__Record extracts__.
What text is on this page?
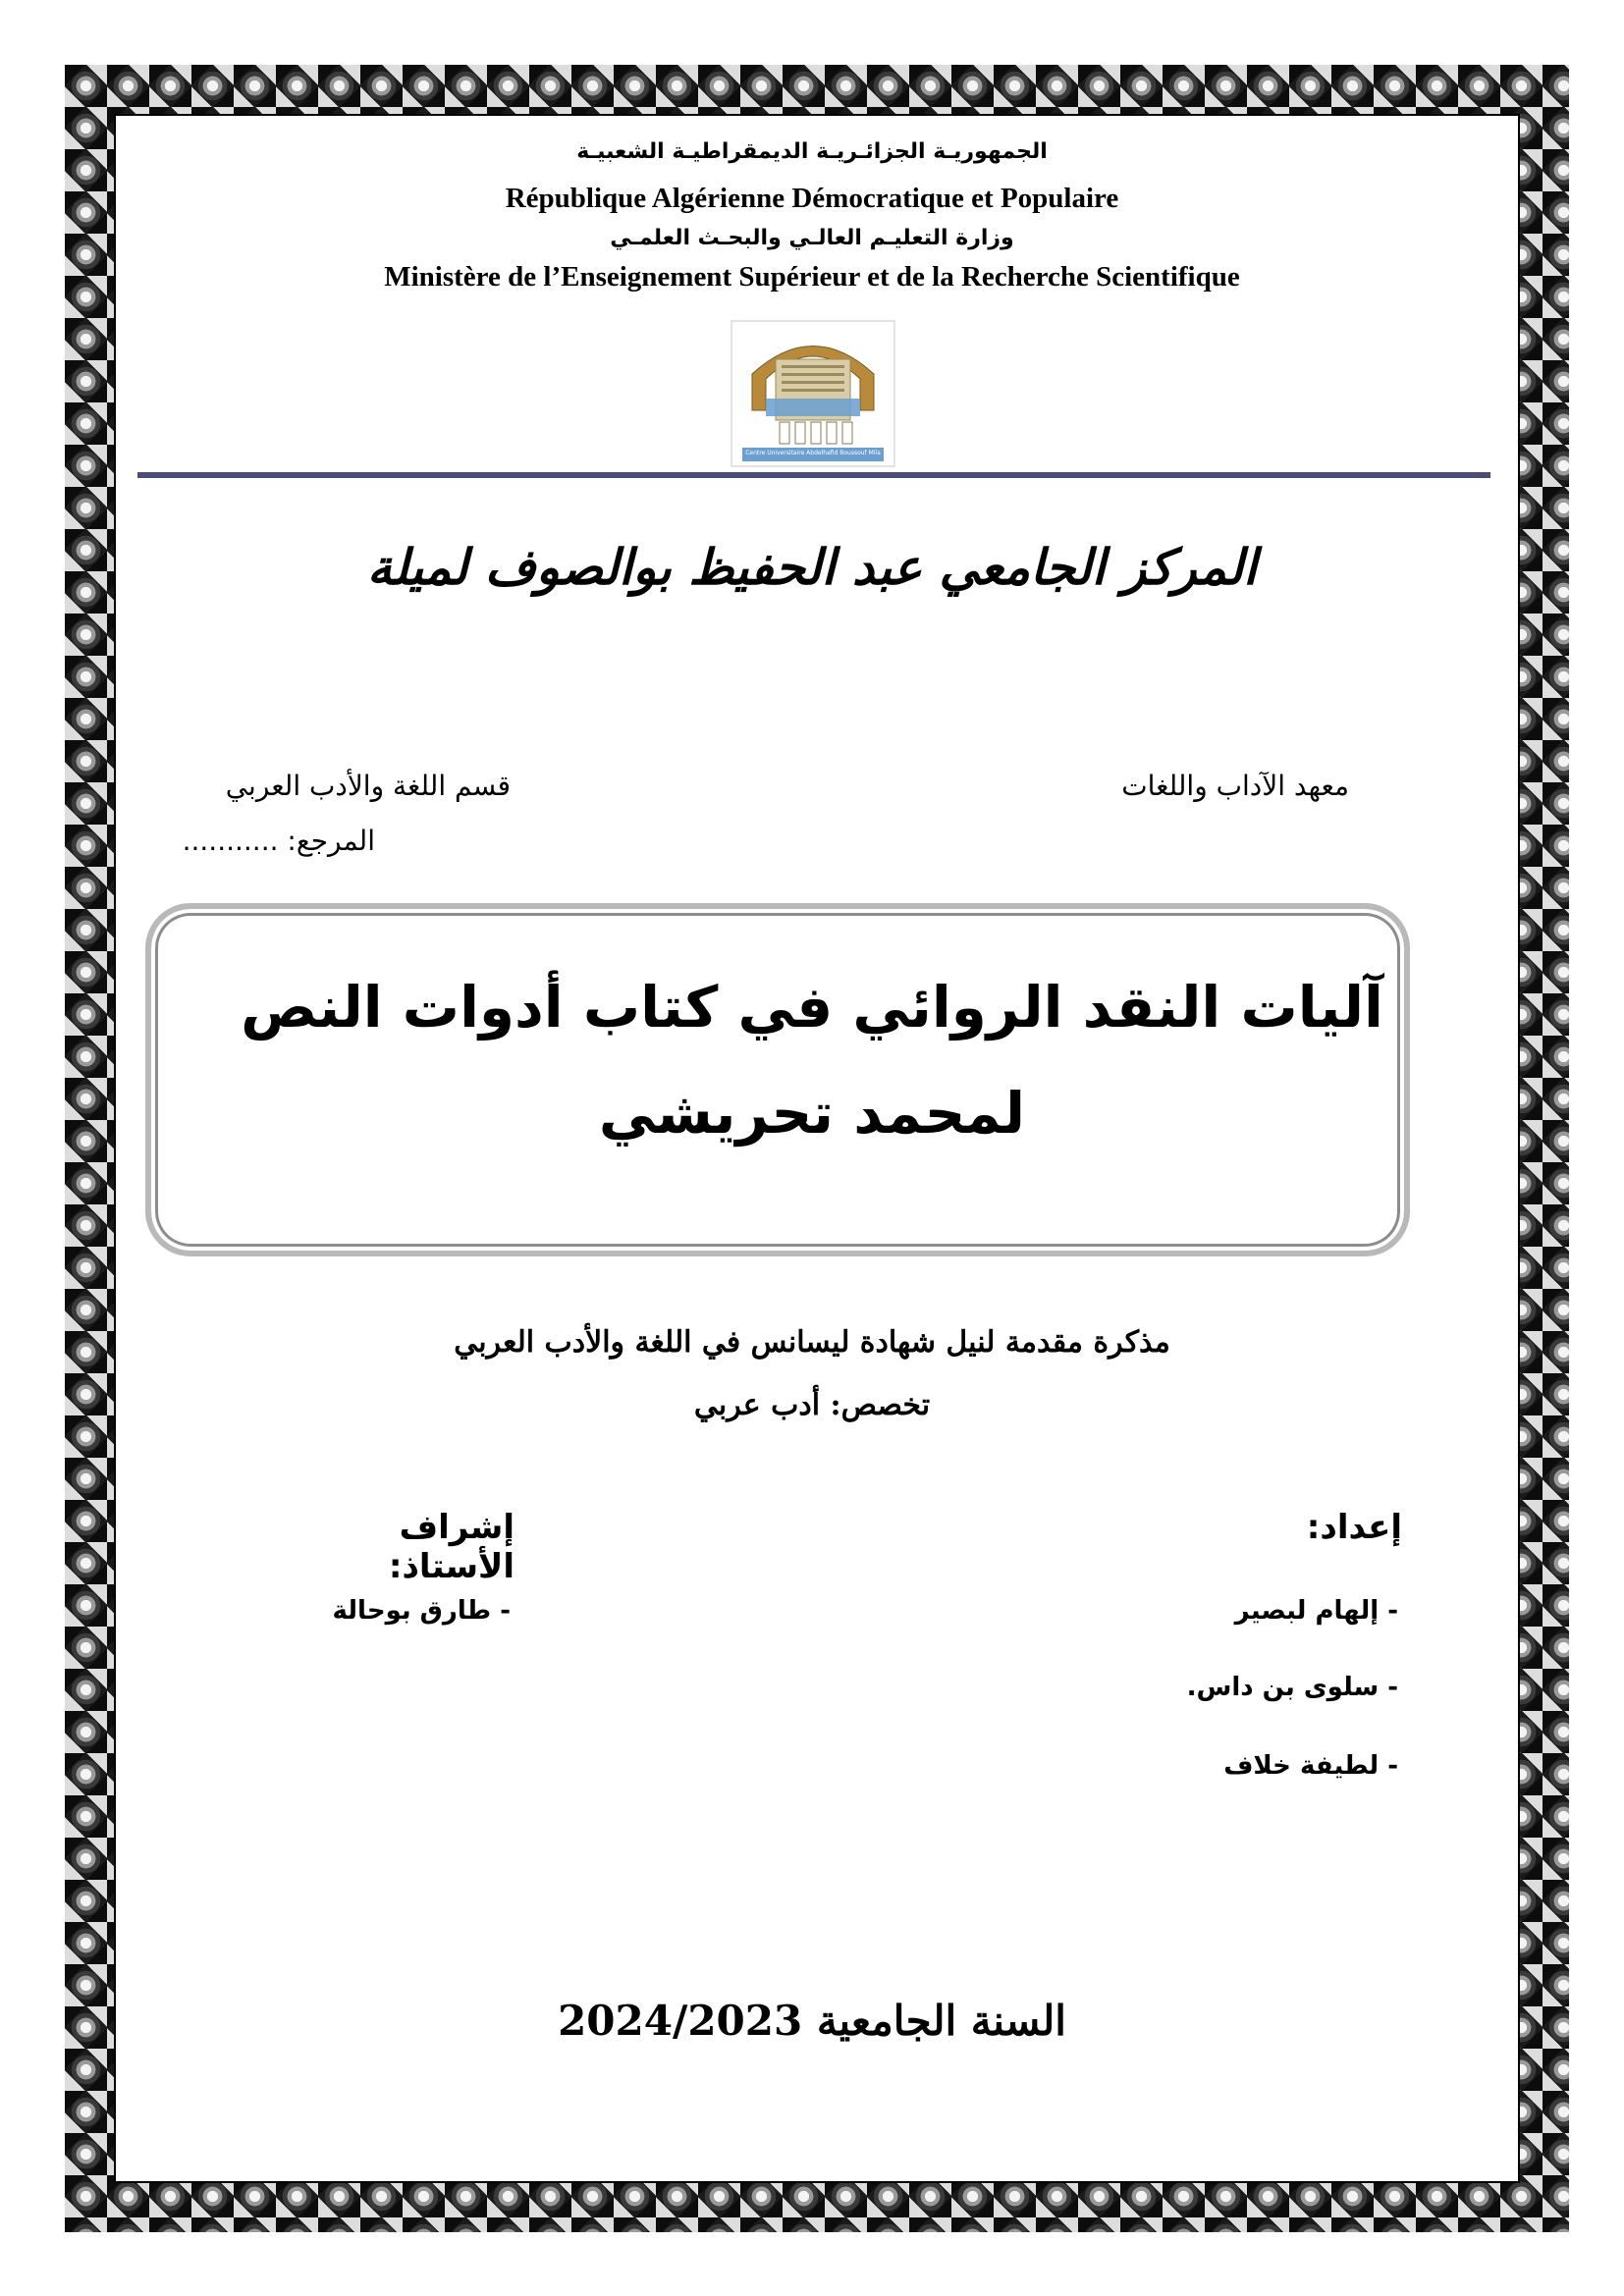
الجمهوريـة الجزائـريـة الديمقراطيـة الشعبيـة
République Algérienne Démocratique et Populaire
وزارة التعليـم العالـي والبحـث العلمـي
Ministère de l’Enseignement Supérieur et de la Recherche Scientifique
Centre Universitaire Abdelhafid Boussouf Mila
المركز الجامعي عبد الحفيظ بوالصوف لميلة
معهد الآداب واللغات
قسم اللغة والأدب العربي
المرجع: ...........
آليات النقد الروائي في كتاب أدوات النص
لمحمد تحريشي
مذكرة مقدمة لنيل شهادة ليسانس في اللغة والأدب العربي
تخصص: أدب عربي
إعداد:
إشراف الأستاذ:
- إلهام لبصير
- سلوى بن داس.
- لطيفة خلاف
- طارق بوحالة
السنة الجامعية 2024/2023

__Task requirements__. Scan the records for the string "والأدب". Copy each line in which it appears.

__The answer__.
قسم اللغة والأدب العربي
مذكرة مقدمة لنيل شهادة ليسانس في اللغة والأدب العربي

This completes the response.